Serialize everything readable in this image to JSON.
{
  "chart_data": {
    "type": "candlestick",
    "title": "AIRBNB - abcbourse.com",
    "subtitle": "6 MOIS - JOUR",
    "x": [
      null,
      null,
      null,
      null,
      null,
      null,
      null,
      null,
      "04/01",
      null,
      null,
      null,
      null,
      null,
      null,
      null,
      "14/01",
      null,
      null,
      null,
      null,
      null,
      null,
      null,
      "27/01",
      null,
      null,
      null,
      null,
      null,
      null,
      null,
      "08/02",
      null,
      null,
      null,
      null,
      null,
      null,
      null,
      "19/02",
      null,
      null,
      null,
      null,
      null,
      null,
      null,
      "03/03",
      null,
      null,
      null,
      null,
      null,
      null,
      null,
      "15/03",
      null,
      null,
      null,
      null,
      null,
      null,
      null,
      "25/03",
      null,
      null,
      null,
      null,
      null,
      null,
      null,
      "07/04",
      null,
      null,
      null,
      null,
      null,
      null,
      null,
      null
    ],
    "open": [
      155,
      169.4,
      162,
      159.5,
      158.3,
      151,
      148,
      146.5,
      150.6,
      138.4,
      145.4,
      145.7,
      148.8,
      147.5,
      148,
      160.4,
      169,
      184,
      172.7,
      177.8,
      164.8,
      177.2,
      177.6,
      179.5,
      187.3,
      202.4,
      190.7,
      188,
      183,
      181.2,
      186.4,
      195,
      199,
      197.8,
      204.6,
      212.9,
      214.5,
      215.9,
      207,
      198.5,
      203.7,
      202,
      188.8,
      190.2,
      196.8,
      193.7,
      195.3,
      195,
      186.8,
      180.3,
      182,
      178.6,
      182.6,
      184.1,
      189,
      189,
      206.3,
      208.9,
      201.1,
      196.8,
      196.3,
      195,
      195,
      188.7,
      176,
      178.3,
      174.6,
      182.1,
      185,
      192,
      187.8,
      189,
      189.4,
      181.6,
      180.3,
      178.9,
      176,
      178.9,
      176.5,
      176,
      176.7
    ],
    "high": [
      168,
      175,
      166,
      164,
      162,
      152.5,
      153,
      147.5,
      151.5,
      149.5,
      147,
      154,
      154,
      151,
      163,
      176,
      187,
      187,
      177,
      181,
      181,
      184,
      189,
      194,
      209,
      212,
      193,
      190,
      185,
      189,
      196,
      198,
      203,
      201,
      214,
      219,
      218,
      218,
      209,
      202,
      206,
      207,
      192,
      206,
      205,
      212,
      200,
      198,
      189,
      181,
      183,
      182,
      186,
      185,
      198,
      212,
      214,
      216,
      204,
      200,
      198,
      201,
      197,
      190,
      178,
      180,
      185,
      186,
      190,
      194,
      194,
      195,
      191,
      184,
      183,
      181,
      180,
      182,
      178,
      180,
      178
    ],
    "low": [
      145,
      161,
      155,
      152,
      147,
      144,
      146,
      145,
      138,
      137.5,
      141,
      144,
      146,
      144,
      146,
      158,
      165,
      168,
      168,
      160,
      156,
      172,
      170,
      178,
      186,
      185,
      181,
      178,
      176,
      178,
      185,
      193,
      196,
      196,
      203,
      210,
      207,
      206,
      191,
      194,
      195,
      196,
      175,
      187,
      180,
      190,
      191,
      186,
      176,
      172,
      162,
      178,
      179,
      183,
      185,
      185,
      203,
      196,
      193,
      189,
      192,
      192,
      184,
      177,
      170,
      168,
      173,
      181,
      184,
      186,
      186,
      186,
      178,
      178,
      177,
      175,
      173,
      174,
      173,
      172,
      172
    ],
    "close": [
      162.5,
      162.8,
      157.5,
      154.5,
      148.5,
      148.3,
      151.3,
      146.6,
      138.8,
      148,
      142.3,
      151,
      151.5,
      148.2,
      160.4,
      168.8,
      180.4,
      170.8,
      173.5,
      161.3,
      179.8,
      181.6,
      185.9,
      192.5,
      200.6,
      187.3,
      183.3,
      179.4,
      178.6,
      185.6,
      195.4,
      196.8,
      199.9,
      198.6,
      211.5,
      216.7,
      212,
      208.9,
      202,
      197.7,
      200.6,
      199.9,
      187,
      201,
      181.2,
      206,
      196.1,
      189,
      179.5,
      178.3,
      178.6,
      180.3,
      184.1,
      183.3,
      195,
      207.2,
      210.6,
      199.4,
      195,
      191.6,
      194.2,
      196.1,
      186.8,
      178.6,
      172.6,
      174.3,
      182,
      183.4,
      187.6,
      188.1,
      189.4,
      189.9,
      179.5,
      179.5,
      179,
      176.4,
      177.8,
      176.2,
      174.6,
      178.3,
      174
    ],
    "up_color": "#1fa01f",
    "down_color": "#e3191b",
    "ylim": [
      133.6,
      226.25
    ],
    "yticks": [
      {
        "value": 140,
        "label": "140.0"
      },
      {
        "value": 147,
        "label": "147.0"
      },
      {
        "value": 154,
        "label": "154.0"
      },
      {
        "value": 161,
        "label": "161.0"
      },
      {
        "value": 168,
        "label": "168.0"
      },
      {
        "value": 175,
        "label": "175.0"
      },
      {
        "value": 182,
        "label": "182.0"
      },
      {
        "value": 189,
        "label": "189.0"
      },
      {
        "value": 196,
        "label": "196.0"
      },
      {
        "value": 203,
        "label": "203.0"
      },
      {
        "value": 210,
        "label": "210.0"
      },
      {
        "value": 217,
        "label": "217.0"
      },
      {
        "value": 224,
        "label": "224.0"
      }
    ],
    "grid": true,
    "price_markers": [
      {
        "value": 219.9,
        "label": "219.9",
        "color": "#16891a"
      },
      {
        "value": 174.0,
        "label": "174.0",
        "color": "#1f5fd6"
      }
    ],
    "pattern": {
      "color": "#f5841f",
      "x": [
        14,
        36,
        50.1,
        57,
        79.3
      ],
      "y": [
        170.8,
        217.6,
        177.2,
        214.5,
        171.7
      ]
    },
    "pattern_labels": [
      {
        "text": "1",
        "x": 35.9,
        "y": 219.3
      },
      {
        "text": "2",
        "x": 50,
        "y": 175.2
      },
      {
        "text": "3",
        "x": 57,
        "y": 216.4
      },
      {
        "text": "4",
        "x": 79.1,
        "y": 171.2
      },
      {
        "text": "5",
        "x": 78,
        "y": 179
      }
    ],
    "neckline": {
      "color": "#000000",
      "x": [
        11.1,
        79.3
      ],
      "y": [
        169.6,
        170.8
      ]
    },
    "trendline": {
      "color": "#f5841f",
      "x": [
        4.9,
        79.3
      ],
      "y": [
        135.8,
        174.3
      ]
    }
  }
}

TASK TO CARRY OUT |
Take the entries and copy them out exactly.

FINAL ANSWER |
Serialize everything readable in this image to JSON.
{
  "chart_data": {
    "type": "candlestick",
    "title": "AIRBNB - abcbourse.com",
    "subtitle": "6 MOIS - JOUR",
    "x": [
      null,
      null,
      null,
      null,
      null,
      null,
      null,
      null,
      "04/01",
      null,
      null,
      null,
      null,
      null,
      null,
      null,
      "14/01",
      null,
      null,
      null,
      null,
      null,
      null,
      null,
      "27/01",
      null,
      null,
      null,
      null,
      null,
      null,
      null,
      "08/02",
      null,
      null,
      null,
      null,
      null,
      null,
      null,
      "19/02",
      null,
      null,
      null,
      null,
      null,
      null,
      null,
      "03/03",
      null,
      null,
      null,
      null,
      null,
      null,
      null,
      "15/03",
      null,
      null,
      null,
      null,
      null,
      null,
      null,
      "25/03",
      null,
      null,
      null,
      null,
      null,
      null,
      null,
      "07/04",
      null,
      null,
      null,
      null,
      null,
      null,
      null,
      null
    ],
    "open": [
      155,
      169.4,
      162,
      159.5,
      158.3,
      151,
      148,
      146.5,
      150.6,
      138.4,
      145.4,
      145.7,
      148.8,
      147.5,
      148,
      160.4,
      169,
      184,
      172.7,
      177.8,
      164.8,
      177.2,
      177.6,
      179.5,
      187.3,
      202.4,
      190.7,
      188,
      183,
      181.2,
      186.4,
      195,
      199,
      197.8,
      204.6,
      212.9,
      214.5,
      215.9,
      207,
      198.5,
      203.7,
      202,
      188.8,
      190.2,
      196.8,
      193.7,
      195.3,
      195,
      186.8,
      180.3,
      182,
      178.6,
      182.6,
      184.1,
      189,
      189,
      206.3,
      208.9,
      201.1,
      196.8,
      196.3,
      195,
      195,
      188.7,
      176,
      178.3,
      174.6,
      182.1,
      185,
      192,
      187.8,
      189,
      189.4,
      181.6,
      180.3,
      178.9,
      176,
      178.9,
      176.5,
      176,
      176.7
    ],
    "high": [
      168,
      175,
      166,
      164,
      162,
      152.5,
      153,
      147.5,
      151.5,
      149.5,
      147,
      154,
      154,
      151,
      163,
      176,
      187,
      187,
      177,
      181,
      181,
      184,
      189,
      194,
      209,
      212,
      193,
      190,
      185,
      189,
      196,
      198,
      203,
      201,
      214,
      219,
      218,
      218,
      209,
      202,
      206,
      207,
      192,
      206,
      205,
      212,
      200,
      198,
      189,
      181,
      183,
      182,
      186,
      185,
      198,
      212,
      214,
      216,
      204,
      200,
      198,
      201,
      197,
      190,
      178,
      180,
      185,
      186,
      190,
      194,
      194,
      195,
      191,
      184,
      183,
      181,
      180,
      182,
      178,
      180,
      178
    ],
    "low": [
      145,
      161,
      155,
      152,
      147,
      144,
      146,
      145,
      138,
      137.5,
      141,
      144,
      146,
      144,
      146,
      158,
      165,
      168,
      168,
      160,
      156,
      172,
      170,
      178,
      186,
      185,
      181,
      178,
      176,
      178,
      185,
      193,
      196,
      196,
      203,
      210,
      207,
      206,
      191,
      194,
      195,
      196,
      175,
      187,
      180,
      190,
      191,
      186,
      176,
      172,
      162,
      178,
      179,
      183,
      185,
      185,
      203,
      196,
      193,
      189,
      192,
      192,
      184,
      177,
      170,
      168,
      173,
      181,
      184,
      186,
      186,
      186,
      178,
      178,
      177,
      175,
      173,
      174,
      173,
      172,
      172
    ],
    "close": [
      162.5,
      162.8,
      157.5,
      154.5,
      148.5,
      148.3,
      151.3,
      146.6,
      138.8,
      148,
      142.3,
      151,
      151.5,
      148.2,
      160.4,
      168.8,
      180.4,
      170.8,
      173.5,
      161.3,
      179.8,
      181.6,
      185.9,
      192.5,
      200.6,
      187.3,
      183.3,
      179.4,
      178.6,
      185.6,
      195.4,
      196.8,
      199.9,
      198.6,
      211.5,
      216.7,
      212,
      208.9,
      202,
      197.7,
      200.6,
      199.9,
      187,
      201,
      181.2,
      206,
      196.1,
      189,
      179.5,
      178.3,
      178.6,
      180.3,
      184.1,
      183.3,
      195,
      207.2,
      210.6,
      199.4,
      195,
      191.6,
      194.2,
      196.1,
      186.8,
      178.6,
      172.6,
      174.3,
      182,
      183.4,
      187.6,
      188.1,
      189.4,
      189.9,
      179.5,
      179.5,
      179,
      176.4,
      177.8,
      176.2,
      174.6,
      178.3,
      174
    ],
    "up_color": "#1fa01f",
    "down_color": "#e3191b",
    "ylim": [
      133.6,
      226.25
    ],
    "yticks": [
      {
        "value": 140,
        "label": "140.0"
      },
      {
        "value": 147,
        "label": "147.0"
      },
      {
        "value": 154,
        "label": "154.0"
      },
      {
        "value": 161,
        "label": "161.0"
      },
      {
        "value": 168,
        "label": "168.0"
      },
      {
        "value": 175,
        "label": "175.0"
      },
      {
        "value": 182,
        "label": "182.0"
      },
      {
        "value": 189,
        "label": "189.0"
      },
      {
        "value": 196,
        "label": "196.0"
      },
      {
        "value": 203,
        "label": "203.0"
      },
      {
        "value": 210,
        "label": "210.0"
      },
      {
        "value": 217,
        "label": "217.0"
      },
      {
        "value": 224,
        "label": "224.0"
      }
    ],
    "grid": true,
    "price_markers": [
      {
        "value": 219.9,
        "label": "219.9",
        "color": "#16891a"
      },
      {
        "value": 174.0,
        "label": "174.0",
        "color": "#1f5fd6"
      }
    ],
    "pattern": {
      "color": "#f5841f",
      "x": [
        14,
        36,
        50.1,
        57,
        79.3
      ],
      "y": [
        170.8,
        217.6,
        177.2,
        214.5,
        171.7
      ]
    },
    "pattern_labels": [
      {
        "text": "1",
        "x": 35.9,
        "y": 219.3
      },
      {
        "text": "2",
        "x": 50,
        "y": 175.2
      },
      {
        "text": "3",
        "x": 57,
        "y": 216.4
      },
      {
        "text": "4",
        "x": 79.1,
        "y": 171.2
      },
      {
        "text": "5",
        "x": 78,
        "y": 179
      }
    ],
    "neckline": {
      "color": "#000000",
      "x": [
        11.1,
        79.3
      ],
      "y": [
        169.6,
        170.8
      ]
    },
    "trendline": {
      "color": "#f5841f",
      "x": [
        4.9,
        79.3
      ],
      "y": [
        135.8,
        174.3
      ]
    }
  }
}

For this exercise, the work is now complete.